◆ **O que fazer**:
A: No texto sobre o GP de Abu Dhabi, de onde Sebastian Vettel largou?
B: Por favor, dê continuidade ao texto sobre o GP de Abu Dhabi a partir da última frase apresentada.

O GP de Abu Dhabi começou com uma dúvida: até onde Sebastian Vettel conseguiria escalar largando dos boxes? Por um lado, tinha em mãos um carro preparado para ultrapassar. Por outro, estava em uma pista famosa no passado por não dar muitas chances de recuperação. “Sem dúvida Vettel vai fazer uma corrida espetacular, mas não é uma pista normal”, lembrava Reginaldo Leme, na Globo. “Vai demorar para ele chegar. Alonso apostava no título confiando em sua famosa sorte. Acho que se livra de Button na primeira curva.” O comentarista Luciano Burti acredita que “Vettel marcará pontos e, com as modificações que fizeram em seus carros, bons pontos.”
Na Sky, Martin Brundle vê uma grande chance de Vettel provar que aqueles que duvidam de seu talento estão errados. “As pessoas pedem que não analisemos o piloto quando é a equipe que tem culpa, mas não dá para separá-los. Essa pode ser a corrida que vai fazer a fama de Sebastian, é uma grande oportunidade. Acho que ele vai passar os carros mais lentos rapidamente e imagino que os pilotos da Toro Rosso foram avisados para não o atrapalharem.”
O cobertor de aquecimento de pneus preso no carro de Pedro de la Rosa antes da volta de apresentação é um mau presságio para os espanhóis. “Má sorte para Pedro e também para Fernando, porque é um obstáculo a menos para Vettel”, lamenta o narrador Antonio Lobato.
O comentarista Marc Gené segue na mesma linha quando vê vários pilotos ficando pelo caminho na primeira volta. “Todos estes são rivais que Vettel não vai ter que passar. Mas que primeira volta espetacular de Fernando! Agora os dois que estão à frente dele são os mais difíceis de passar: Maldonado pela velocidade de reta e Raikkonen porque vai dificultar.”
O desempenho do espanhol é destacado por todos. “Alonso eletrizante na primeira volta, mostrando grande velocidade de reta da Ferrari”, lembra o narrador britânico David Croft. Depois de ter de engolir seco a afirmação anterior de que “Raikkonen não é tudo isso de largada” e ver o finlandês ganhar duas posições na primeira curva, Galvão Bueno diz que Webber “além de não ajudar na largada, ainda permitiu que Alonso passasse” e não perdoa o “rei da lambança da primeira volta”, Romain Grosjean, envolvido em toque com Nico Rosberg. “Não sei até quando a Lotus Renault vai ter paciência, mesmo ele sendo francês. Francês que nasceu na Suíça, mas com licença para correr da França.” A equipe de Enstone pode não ser mais gerida pelos franceses há dois anos, mas o repórter da Sky Ted Kravitz garante que “há caras fechadas na Lotus depois que Grosjean não deixou espaço para outro piloto na primeira volta novamente”. Grosjean, contudo, não teve culpa para Lobato. “Fazia tempo que não víamos uma confusão dele. Dessa vez estava na frente.”

◆ **Dados coletados**:
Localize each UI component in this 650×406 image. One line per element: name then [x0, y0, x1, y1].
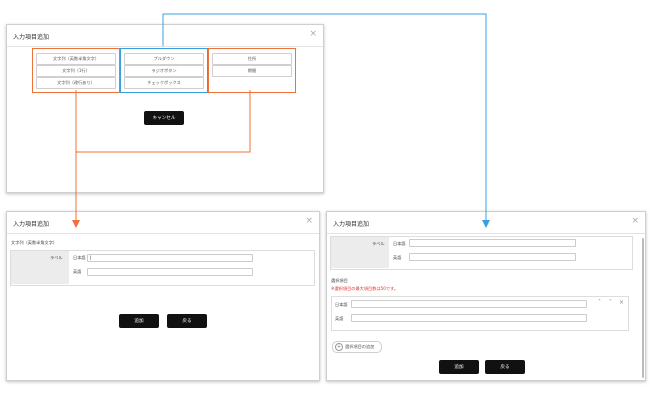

◆ **Lista de respostas**:
A: Dos boxes.

B:
Logo em suas primeiras voltas de recuperação, Vettel se toca com Bruno Senna e perde parte da asa dianteira. “O piloto até desacostuma largar atrás, é difícil andar no meio do pelotão”, justifica Galvão. “Bruno não tem culpa nenhuma”, completa Burti, que ganha o apoio de Brundle: “Seb mereceu essa” porque forçou demais. Mas Lobato não concorda. “Você está tentando se recuperar e vem Bruno Senna e lhe arranca parte da asa. Mas, por um golpe de sorte, isso não te afeta.”
De fato, Brundle e Gené se surpreendem por o dano na asa não atrapalhar tanto o desempenho do alemão. “Dá para ajustar com o diferencial, dá para mexer de dentro de carro, mas se o carro estiver saindo muito de frente, vai acabar com seus pneus”, explica o inglês.“A asa está bem danificada, com certeza está atrapalhando. Eles vão trocar quando ele parar”, aposta o espanhol.
No replay da largada, Galvão aproveita para ‘desmistificar’ Nico Hulkenberg, que ficou pelo caminho na primeira volta. “As pessoas exageram, colocaram o Hulkenberg na Ferrari e ele nem é tudo isso. Vivemos em uma era em que todo mundo quer ser pai da notícia, não importa se sabe de alguma coisa.”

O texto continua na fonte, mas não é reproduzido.